**The input:**
========

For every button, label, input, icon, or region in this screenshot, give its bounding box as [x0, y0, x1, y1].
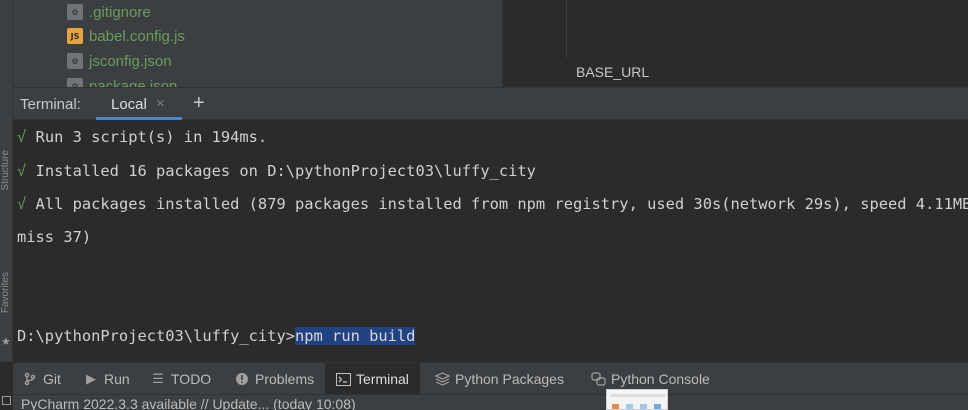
thumbnail-bar — [611, 394, 665, 397]
gear-file-icon: ⚙ — [67, 53, 83, 69]
gear-file-icon: ⚙ — [67, 78, 83, 87]
run-icon: ▶ — [86, 371, 96, 387]
update-notification[interactable]: PyCharm 2022.3.3 available // Update... … — [21, 395, 356, 410]
terminal-tab-local[interactable]: Local × — [96, 88, 182, 120]
editor-text: BASE_URL — [576, 64, 650, 80]
layout-toggle-icon[interactable] — [2, 396, 11, 405]
terminal-line: √ All packages installed (879 packages i… — [17, 195, 968, 213]
check-icon: √ — [17, 195, 27, 213]
tree-item-label: jsconfig.json — [89, 52, 172, 70]
python-console-icon — [590, 371, 606, 387]
tree-item-jsconfig[interactable]: ⚙ jsconfig.json — [67, 49, 172, 73]
favorites-tab[interactable]: Favorites — [0, 272, 13, 313]
terminal-tab-label: Local — [111, 96, 147, 113]
terminal-header: Terminal: Local × + — [13, 87, 968, 120]
tree-item-gitignore[interactable]: ⚙ .gitignore — [67, 0, 151, 24]
status-bar: PyCharm 2022.3.3 available // Update... … — [13, 394, 968, 410]
editor-area[interactable]: BASE_URL — [502, 0, 968, 87]
git-branch-icon — [22, 371, 38, 387]
terminal-output[interactable]: √ Run 3 script(s) in 194ms. √ Installed … — [13, 120, 968, 362]
star-icon: ★ — [1, 336, 11, 348]
tool-run-button[interactable]: ▶ Run — [83, 363, 130, 395]
structure-tab[interactable]: Structure — [0, 150, 13, 191]
terminal-line-wrap: miss 37) — [17, 228, 92, 246]
tree-item-label: .gitignore — [89, 3, 151, 21]
tool-python-packages-button[interactable]: Python Packages — [434, 363, 564, 395]
check-icon: √ — [17, 162, 27, 180]
js-file-icon: JS — [67, 28, 83, 44]
close-icon[interactable]: × — [156, 95, 165, 112]
project-tree: ⚙ .gitignore JS babel.config.js ⚙ jsconf… — [13, 0, 502, 87]
terminal-command[interactable]: npm run build — [294, 327, 416, 345]
left-tool-strip: Structure Favorites ★ — [0, 0, 13, 405]
tree-item-label: babel.config.js — [89, 27, 185, 45]
tool-terminal-button[interactable]: Terminal — [325, 363, 420, 395]
tool-git-button[interactable]: Git — [22, 363, 61, 395]
terminal-line: √ Run 3 script(s) in 194ms. — [17, 128, 268, 146]
tool-todo-button[interactable]: ☰ TODO — [150, 363, 211, 395]
tree-item-package-json[interactable]: ⚙ package.json — [67, 74, 177, 87]
thumbnail-dot — [626, 404, 633, 409]
thumbnail-dot — [654, 404, 661, 409]
thumbnail-dot — [612, 404, 619, 409]
terminal-line: √ Installed 16 packages on D:\pythonProj… — [17, 162, 536, 180]
editor-inner-pane — [566, 0, 968, 58]
problems-icon — [234, 371, 250, 387]
terminal-prompt-line: D:\pythonProject03\luffy_city>npm run bu… — [17, 327, 416, 345]
terminal-prompt: D:\pythonProject03\luffy_city> — [17, 327, 295, 345]
thumbnail-dot — [640, 404, 647, 409]
tree-item-babel-config[interactable]: JS babel.config.js — [67, 24, 185, 48]
tree-item-label: package.json — [89, 77, 178, 88]
tool-window-bar: Git ▶ Run ☰ TODO Problems Terminal Pytho… — [13, 362, 968, 395]
todo-icon: ☰ — [152, 371, 164, 387]
gear-file-icon: ⚙ — [67, 4, 83, 20]
window-thumbnail[interactable] — [606, 389, 668, 410]
check-icon: √ — [17, 128, 27, 146]
python-packages-icon — [434, 371, 450, 387]
tool-problems-button[interactable]: Problems — [234, 363, 314, 395]
terminal-icon — [335, 371, 351, 387]
terminal-title: Terminal: — [20, 96, 81, 113]
add-tab-icon[interactable]: + — [193, 92, 205, 115]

========

**Prompt:**
Please turn everything in the records above, from the line containing "thumbnail-bar — [611, 394, 665, 397]" down to the line containing "structure-tab[interactable]: Structure —", into a Markdown table with the columns Row and Text, leaving out any blank lines.

**Task output:**
| Row | Text |
|---|---|
| 1 | thumbnail-bar — [611, 394, 665, 397] |
| 2 | gear-file-icon: ⚙ — [67, 53, 83, 69] |
| 3 | gear-file-icon: ⚙ — [67, 78, 83, 87] |
| 4 | run-icon: ▶ — [86, 371, 96, 387] |
| 5 | update-notification[interactable]: PyCharm 2022.3.3 available // Update... … — [21, 395, 356, 410] |
| 6 | terminal-tab-local[interactable]: Local × — [96, 88, 182, 120] |
| 7 | editor-text: BASE_URL — [576, 64, 650, 80] |
| 8 | layout-toggle-icon[interactable] — [2, 396, 11, 405] |
| 9 | terminal-line: √ All packages installed (879 packages i… — [17, 195, 968, 213] |
| 10 | check-icon: √ — [17, 195, 27, 213] |
| 11 | tree-item-label: jsconfig.json — [89, 52, 172, 70] |
| 12 | python-console-icon — [590, 371, 606, 387] |
| 13 | tree-item-jsconfig[interactable]: ⚙ jsconfig.json — [67, 49, 172, 73] |
| 14 | favorites-tab[interactable]: Favorites — [0, 272, 13, 313] |
| 15 | terminal-tab-label: Local — [111, 96, 147, 113] |
| 16 | terminal-header: Terminal: Local × + — [13, 87, 968, 120] |
| 17 | tree-item-gitignore[interactable]: ⚙ .gitignore — [67, 0, 151, 24] |
| 18 | status-bar: PyCharm 2022.3.3 available // Update... … — [13, 394, 968, 410] |
| 19 | editor-area[interactable]: BASE_URL — [502, 0, 968, 87] |
| 20 | git-branch-icon — [22, 371, 38, 387] |
| 21 | terminal-output[interactable]: √ Run 3 script(s) in 194ms. √ Installed … — [13, 120, 968, 362] |
| 22 | star-icon: ★ — [1, 336, 11, 348] |
| 23 | tool-run-button[interactable]: ▶ Run — [83, 363, 130, 395] |
| 24 | structure-tab[interactable]: Structure — [0, 150, 13, 191] |